● **TEXTO DE LECTURA**
A medida que la obra se acerca a su final, y la libra de carne de Antonio al cuchillo, también la justicia ha de acercarse a la venganza. Cristopher Marlowe renunció a la sutileza al proponer esa alianza imposible entre cristianos y turcos en su obra El judío de Malta (1590). Y Shakespeare tomó al menos un rodeo más digno. Primero, tornando las razones de la enemistad entre Antonio y el prestamista judío, que pese al memorial de agravios literalmente escupidos que Shylock recordara, pasa a ser, en boca de Antonio, como “muy bien conozco sus motivos:/ a menudo he librado de sus garras/ a muchos que vinieron, afligidos, a pedírmelo./ Por eso me odia”.
Después, ya a las puertas del juicio, en boca ecuánime del dux de Venecia resulta –“estar aquí para responder/ a un adversario de piedra, a un cruel miserable,/ incapaz de piedad, vacío, y que no tiene/ ni un solo gramo de compasión”. Se permite sugerir la condonación de la deuda dadas las desdichas que se acumulan sobre el deudor, merecedora de arrancar compasión “hasta de los más obstinados turcos”, salvo quizá cuando aparecen en otra obra sobre judíos.
El rodeo es tan amplio que pasa también por lo que Shylock tiene que decir del sentido de la justicia veneciana: “hay entre vosotros muchos a quienes compráis como esclavos,/ a quienes como asnos, perros, mulas/ hacéis trabajar en las tareas más serviles y abyectas/ solo porque habéis pagado por ellos. ¿He de ser yo quien diga/ que los dejéis en libertad, que los caséis con vuestras hijas,/ quien pregunte por qué bajo su carga sudan, y por qué/ no son sus camas blandas como las vuestras?”.
El honorable mercader veneciano Antonio ve hundirse sus barcos y con ellos la posibilidad de devolver lo prestado. Y aún así Shylock, no hay que decirlo, pierde. A pesar del contrato. La estratagema que Shakespeare heredó de Giovanni Fiorentino, Alexandre Sylvane o Anthony Munday es conceder al judío la libra de carne pero obligarle a hacerlo sin derramar una gota de sangre, dado que el contrato no lo recoge. Pero los judíos venecianos en el siglo XV podían prestar dinero a un 10 o 12% de interés. Shylock habría podido aducir que la sangre de Antonio era ese interés pactado.

● **DATOS PROPORCIONADOS**
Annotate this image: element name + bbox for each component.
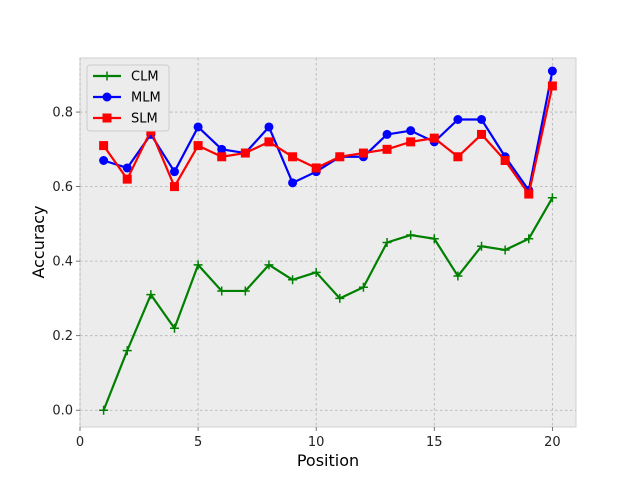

● **LO QUE SE PIDE**
Continúa el texto sobre Shylock y la obra de Shakespeare a partir de su última oración.

● **RESPUESTA AL EJERCICIO**
La inventiva debía levantar, como hoy, alivio entre la audiencia. Pero es un robo gigantesco e impune. El primero de varios. Acto seguido se le exige que corte con precisión, pues de seccionar un gramo más o menos, el judío morirá y sus bienes serán embargados. Y cuando Shylock lo entiende es porque bracea en el mismo caldero ardiente que el Barrabás pintado groseramente por Marlowe: al desistir del cobro, en especie o en dinero (cosa que también se le deniega), se le notifica que por atentar, directa o indirecta, contra la vida de un ciudadano de la República, acaba de perder todos sus bienes, y la vida si su deudor así lo quiere.
Es un abuso demencial de los derechos de Shylock, incluidos los consentidos y legalmente firmados por el deudor. Y la única forma que tendría el timado de saberlo es entender lo que a esas alturas conoce todo espectador: que el jurista que le está estafando en realidad no lo es, sino solo la novia del mejor amigo… del deudor.
Validado el embuste, el resto es, proporcionadamente a lo que se ha contado como motivación del usurero, venganza del lado ganador. Arrebatadas todas sus propiedades y bienes, la mitad de ellos se destinan al hombre que raptara a su hija. También se le condena a hacerse cristiano. Una de las últimas líneas que pronuncia el desdichado es, en sí misma, el insulto más logrado, pues viene de sí mismo: “sí, estoy satisfecho”.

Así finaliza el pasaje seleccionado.